* Begin Data supplied *

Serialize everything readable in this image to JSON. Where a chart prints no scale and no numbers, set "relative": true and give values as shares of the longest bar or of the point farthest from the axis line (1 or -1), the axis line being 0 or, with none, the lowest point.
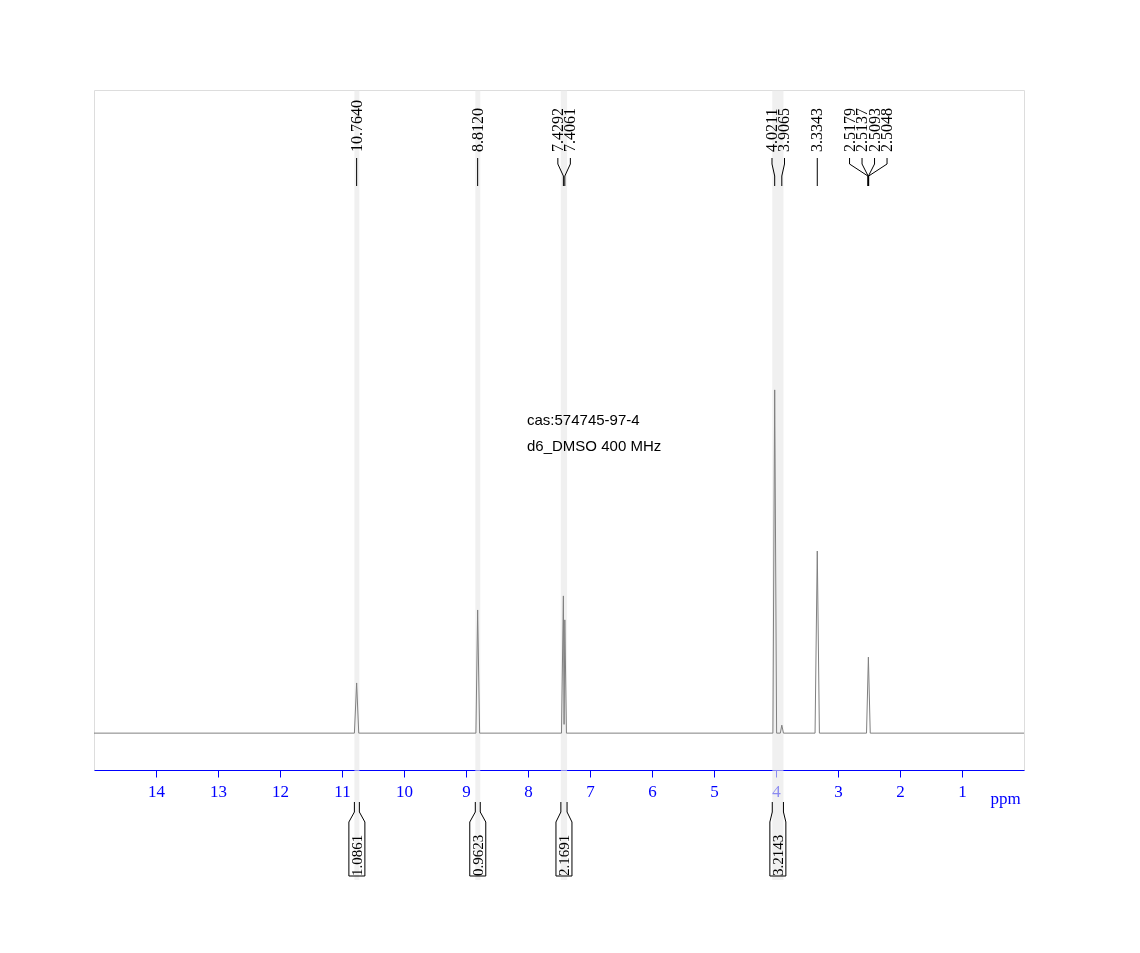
{
  "chart_data": {
    "type": "line",
    "relative": true,
    "xlabel": "ppm",
    "xlim": [
      15,
      0
    ],
    "xticks": [
      14,
      13,
      12,
      11,
      10,
      9,
      8,
      7,
      6,
      5,
      4,
      3,
      2,
      1
    ],
    "grid": false,
    "marker": "none",
    "line_style": "solid",
    "series": [
      {
        "color": "#808080",
        "x": [
          15,
          10.8,
          10.764,
          10.73,
          8.84,
          8.812,
          8.78,
          7.46,
          7.4292,
          7.418,
          7.4061,
          7.38,
          4.05,
          4.0211,
          3.99,
          3.93,
          3.9065,
          3.88,
          3.37,
          3.3343,
          3.3,
          2.54,
          2.51,
          2.48,
          0
        ],
        "values": [
          0.097,
          0.097,
          0.229,
          0.097,
          0.097,
          0.421,
          0.097,
          0.097,
          0.458,
          0.12,
          0.395,
          0.097,
          0.097,
          1,
          0.097,
          0.097,
          0.118,
          0.097,
          0.097,
          0.576,
          0.097,
          0.097,
          0.297,
          0.097,
          0.097
        ]
      }
    ],
    "bands": [
      {
        "axis": "x",
        "from": 10.8,
        "to": 10.72,
        "label": "1.0861"
      },
      {
        "axis": "x",
        "from": 8.85,
        "to": 8.77,
        "label": "0.9623"
      },
      {
        "axis": "x",
        "from": 7.47,
        "to": 7.37,
        "label": "2.1691"
      },
      {
        "axis": "x",
        "from": 4.06,
        "to": 3.88,
        "label": "3.2143"
      }
    ],
    "annotations": [
      "cas:574745-97-4",
      "d6_DMSO  400 MHz",
      {
        "text": "10.7640",
        "x": 10.764
      },
      {
        "text": "8.8120",
        "x": 8.812
      },
      {
        "text": "7.4292",
        "x": 7.4292
      },
      {
        "text": "7.4061",
        "x": 7.4061
      },
      {
        "text": "4.0211",
        "x": 4.0211
      },
      {
        "text": "3.9065",
        "x": 3.9065
      },
      {
        "text": "3.3343",
        "x": 3.3343
      },
      {
        "text": "2.5179",
        "x": 2.5179
      },
      {
        "text": "2.5137",
        "x": 2.5137
      },
      {
        "text": "2.5093",
        "x": 2.5093
      },
      {
        "text": "2.5048",
        "x": 2.5048
      }
    ]
  }
}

* End Data supplied *

**Stated exercise:**
Quote the data above in full and without alteration; skip the pictures.

**Exercise result:**
Serialize everything readable in this image to JSON. Where a chart prints no scale and no numbers, set "relative": true and give values as shares of the longest bar or of the point farthest from the axis line (1 or -1), the axis line being 0 or, with none, the lowest point.
{
  "chart_data": {
    "type": "line",
    "relative": true,
    "xlabel": "ppm",
    "xlim": [
      15,
      0
    ],
    "xticks": [
      14,
      13,
      12,
      11,
      10,
      9,
      8,
      7,
      6,
      5,
      4,
      3,
      2,
      1
    ],
    "grid": false,
    "marker": "none",
    "line_style": "solid",
    "series": [
      {
        "color": "#808080",
        "x": [
          15,
          10.8,
          10.764,
          10.73,
          8.84,
          8.812,
          8.78,
          7.46,
          7.4292,
          7.418,
          7.4061,
          7.38,
          4.05,
          4.0211,
          3.99,
          3.93,
          3.9065,
          3.88,
          3.37,
          3.3343,
          3.3,
          2.54,
          2.51,
          2.48,
          0
        ],
        "values": [
          0.097,
          0.097,
          0.229,
          0.097,
          0.097,
          0.421,
          0.097,
          0.097,
          0.458,
          0.12,
          0.395,
          0.097,
          0.097,
          1,
          0.097,
          0.097,
          0.118,
          0.097,
          0.097,
          0.576,
          0.097,
          0.097,
          0.297,
          0.097,
          0.097
        ]
      }
    ],
    "bands": [
      {
        "axis": "x",
        "from": 10.8,
        "to": 10.72,
        "label": "1.0861"
      },
      {
        "axis": "x",
        "from": 8.85,
        "to": 8.77,
        "label": "0.9623"
      },
      {
        "axis": "x",
        "from": 7.47,
        "to": 7.37,
        "label": "2.1691"
      },
      {
        "axis": "x",
        "from": 4.06,
        "to": 3.88,
        "label": "3.2143"
      }
    ],
    "annotations": [
      "cas:574745-97-4",
      "d6_DMSO  400 MHz",
      {
        "text": "10.7640",
        "x": 10.764
      },
      {
        "text": "8.8120",
        "x": 8.812
      },
      {
        "text": "7.4292",
        "x": 7.4292
      },
      {
        "text": "7.4061",
        "x": 7.4061
      },
      {
        "text": "4.0211",
        "x": 4.0211
      },
      {
        "text": "3.9065",
        "x": 3.9065
      },
      {
        "text": "3.3343",
        "x": 3.3343
      },
      {
        "text": "2.5179",
        "x": 2.5179
      },
      {
        "text": "2.5137",
        "x": 2.5137
      },
      {
        "text": "2.5093",
        "x": 2.5093
      },
      {
        "text": "2.5048",
        "x": 2.5048
      }
    ]
  }
}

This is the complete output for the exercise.